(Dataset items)
********

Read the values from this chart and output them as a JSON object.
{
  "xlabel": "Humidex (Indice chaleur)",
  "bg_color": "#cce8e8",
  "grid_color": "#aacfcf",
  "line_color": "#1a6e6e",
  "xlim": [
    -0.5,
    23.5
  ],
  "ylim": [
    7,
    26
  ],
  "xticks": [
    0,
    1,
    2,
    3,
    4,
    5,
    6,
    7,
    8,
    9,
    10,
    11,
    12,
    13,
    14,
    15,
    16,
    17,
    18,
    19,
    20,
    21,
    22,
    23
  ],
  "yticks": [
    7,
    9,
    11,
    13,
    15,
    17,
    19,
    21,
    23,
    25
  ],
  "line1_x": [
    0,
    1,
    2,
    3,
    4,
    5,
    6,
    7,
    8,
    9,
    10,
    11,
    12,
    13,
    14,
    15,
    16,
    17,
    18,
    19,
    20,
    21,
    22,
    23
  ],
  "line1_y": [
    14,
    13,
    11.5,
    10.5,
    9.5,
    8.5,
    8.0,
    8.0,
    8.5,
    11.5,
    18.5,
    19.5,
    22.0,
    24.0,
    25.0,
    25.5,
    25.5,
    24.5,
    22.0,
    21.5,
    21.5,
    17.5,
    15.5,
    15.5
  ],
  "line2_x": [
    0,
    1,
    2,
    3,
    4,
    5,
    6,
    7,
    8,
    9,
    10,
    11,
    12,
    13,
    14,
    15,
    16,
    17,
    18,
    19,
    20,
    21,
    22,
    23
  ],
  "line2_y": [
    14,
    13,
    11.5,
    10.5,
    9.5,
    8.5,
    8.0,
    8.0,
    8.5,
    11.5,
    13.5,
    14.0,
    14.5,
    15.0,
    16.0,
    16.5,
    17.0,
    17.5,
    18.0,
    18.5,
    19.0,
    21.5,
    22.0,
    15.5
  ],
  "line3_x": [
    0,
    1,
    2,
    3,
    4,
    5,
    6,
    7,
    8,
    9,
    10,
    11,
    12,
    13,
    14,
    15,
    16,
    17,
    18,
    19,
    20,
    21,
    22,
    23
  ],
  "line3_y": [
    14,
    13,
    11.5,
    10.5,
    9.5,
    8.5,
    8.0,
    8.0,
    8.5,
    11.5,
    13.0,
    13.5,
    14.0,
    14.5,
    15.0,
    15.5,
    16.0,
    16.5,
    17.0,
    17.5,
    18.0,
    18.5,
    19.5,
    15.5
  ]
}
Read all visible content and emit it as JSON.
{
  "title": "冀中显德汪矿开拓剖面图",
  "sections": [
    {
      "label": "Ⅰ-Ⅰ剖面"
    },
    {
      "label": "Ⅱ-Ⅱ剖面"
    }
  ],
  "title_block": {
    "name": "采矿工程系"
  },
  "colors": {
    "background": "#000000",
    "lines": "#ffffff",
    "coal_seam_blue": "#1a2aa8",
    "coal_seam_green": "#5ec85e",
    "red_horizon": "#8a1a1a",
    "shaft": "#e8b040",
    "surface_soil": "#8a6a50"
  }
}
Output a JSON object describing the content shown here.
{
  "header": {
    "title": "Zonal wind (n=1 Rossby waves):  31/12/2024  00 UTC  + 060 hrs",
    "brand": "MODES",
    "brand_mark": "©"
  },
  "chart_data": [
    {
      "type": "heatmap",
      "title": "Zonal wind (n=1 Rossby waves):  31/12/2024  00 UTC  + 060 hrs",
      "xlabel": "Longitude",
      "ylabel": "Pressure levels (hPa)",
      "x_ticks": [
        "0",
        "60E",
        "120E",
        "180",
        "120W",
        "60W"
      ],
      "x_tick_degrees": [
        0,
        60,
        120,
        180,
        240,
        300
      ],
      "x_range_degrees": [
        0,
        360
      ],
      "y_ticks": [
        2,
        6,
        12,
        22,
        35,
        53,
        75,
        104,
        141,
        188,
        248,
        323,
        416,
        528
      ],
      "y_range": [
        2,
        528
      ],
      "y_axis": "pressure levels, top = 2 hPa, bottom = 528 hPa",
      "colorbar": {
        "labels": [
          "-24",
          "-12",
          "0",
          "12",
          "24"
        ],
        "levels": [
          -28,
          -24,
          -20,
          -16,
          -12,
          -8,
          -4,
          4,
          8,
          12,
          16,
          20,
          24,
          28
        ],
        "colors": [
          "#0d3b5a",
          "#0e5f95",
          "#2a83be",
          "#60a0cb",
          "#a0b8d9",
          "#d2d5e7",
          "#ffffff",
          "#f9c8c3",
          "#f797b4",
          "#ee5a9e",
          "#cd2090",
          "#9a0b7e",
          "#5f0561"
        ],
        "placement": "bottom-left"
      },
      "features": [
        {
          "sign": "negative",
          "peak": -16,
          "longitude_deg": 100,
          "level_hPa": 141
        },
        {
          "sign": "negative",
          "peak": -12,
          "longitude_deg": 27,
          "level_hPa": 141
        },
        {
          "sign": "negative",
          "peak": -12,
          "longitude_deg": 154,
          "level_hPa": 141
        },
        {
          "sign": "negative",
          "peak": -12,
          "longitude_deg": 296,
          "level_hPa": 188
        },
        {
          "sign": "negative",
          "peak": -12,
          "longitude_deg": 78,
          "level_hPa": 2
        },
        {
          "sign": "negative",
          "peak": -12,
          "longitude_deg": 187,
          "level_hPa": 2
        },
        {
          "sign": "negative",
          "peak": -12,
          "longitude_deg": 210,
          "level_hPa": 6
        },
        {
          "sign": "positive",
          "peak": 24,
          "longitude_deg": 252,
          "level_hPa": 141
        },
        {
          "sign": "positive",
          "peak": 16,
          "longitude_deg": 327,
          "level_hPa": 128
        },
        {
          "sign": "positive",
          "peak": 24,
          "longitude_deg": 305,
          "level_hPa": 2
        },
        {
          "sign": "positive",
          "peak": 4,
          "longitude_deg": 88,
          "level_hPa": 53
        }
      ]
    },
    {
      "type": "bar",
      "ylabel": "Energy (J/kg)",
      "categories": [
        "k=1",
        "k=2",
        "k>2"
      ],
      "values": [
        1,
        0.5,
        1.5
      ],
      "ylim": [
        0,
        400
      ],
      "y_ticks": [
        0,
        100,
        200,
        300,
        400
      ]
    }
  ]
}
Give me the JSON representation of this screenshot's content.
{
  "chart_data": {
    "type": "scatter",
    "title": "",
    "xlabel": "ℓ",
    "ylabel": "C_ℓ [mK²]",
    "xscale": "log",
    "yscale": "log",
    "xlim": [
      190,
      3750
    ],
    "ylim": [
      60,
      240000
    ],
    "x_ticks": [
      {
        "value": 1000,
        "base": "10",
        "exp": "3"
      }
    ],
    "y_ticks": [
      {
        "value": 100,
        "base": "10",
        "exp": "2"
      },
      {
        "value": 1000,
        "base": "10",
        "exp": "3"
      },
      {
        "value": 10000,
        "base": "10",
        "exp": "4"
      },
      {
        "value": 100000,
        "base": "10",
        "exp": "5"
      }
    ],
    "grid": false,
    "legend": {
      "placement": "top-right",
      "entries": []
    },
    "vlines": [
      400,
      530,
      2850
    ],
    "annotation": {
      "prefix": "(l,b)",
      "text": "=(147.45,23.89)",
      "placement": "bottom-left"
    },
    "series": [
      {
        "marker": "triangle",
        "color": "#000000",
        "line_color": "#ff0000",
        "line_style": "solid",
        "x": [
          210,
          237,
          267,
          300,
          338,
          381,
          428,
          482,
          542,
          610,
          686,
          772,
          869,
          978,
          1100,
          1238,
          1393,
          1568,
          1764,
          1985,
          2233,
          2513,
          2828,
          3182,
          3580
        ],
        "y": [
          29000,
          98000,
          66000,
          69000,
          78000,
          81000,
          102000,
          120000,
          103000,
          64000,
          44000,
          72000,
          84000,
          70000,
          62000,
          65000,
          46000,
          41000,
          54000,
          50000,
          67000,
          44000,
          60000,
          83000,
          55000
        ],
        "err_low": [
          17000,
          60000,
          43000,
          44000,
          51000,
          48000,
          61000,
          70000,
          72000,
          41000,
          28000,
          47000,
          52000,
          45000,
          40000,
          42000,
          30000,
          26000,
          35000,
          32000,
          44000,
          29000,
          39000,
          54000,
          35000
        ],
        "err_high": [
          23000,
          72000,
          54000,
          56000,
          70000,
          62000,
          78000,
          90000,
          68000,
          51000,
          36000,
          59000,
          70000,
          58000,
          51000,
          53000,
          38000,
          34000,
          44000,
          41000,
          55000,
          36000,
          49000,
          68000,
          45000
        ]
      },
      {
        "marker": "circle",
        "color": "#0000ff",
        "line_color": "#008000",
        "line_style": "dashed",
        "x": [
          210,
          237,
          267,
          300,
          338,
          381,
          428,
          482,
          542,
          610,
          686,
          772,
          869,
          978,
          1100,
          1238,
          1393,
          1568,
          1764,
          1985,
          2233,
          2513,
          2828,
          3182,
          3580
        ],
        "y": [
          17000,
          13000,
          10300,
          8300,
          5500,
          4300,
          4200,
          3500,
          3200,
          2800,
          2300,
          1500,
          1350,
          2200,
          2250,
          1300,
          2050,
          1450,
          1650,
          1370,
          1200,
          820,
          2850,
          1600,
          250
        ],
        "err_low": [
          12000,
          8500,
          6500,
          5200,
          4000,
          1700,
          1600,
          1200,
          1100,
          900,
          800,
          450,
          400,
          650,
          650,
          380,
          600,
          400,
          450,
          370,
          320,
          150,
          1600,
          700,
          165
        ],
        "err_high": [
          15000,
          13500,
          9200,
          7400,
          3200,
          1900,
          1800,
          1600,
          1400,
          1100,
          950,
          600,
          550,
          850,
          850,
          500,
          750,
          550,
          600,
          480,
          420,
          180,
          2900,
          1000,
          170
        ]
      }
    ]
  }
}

********

Looking at the records above, count the lines where the word "Zonal" appears. State only the number.

2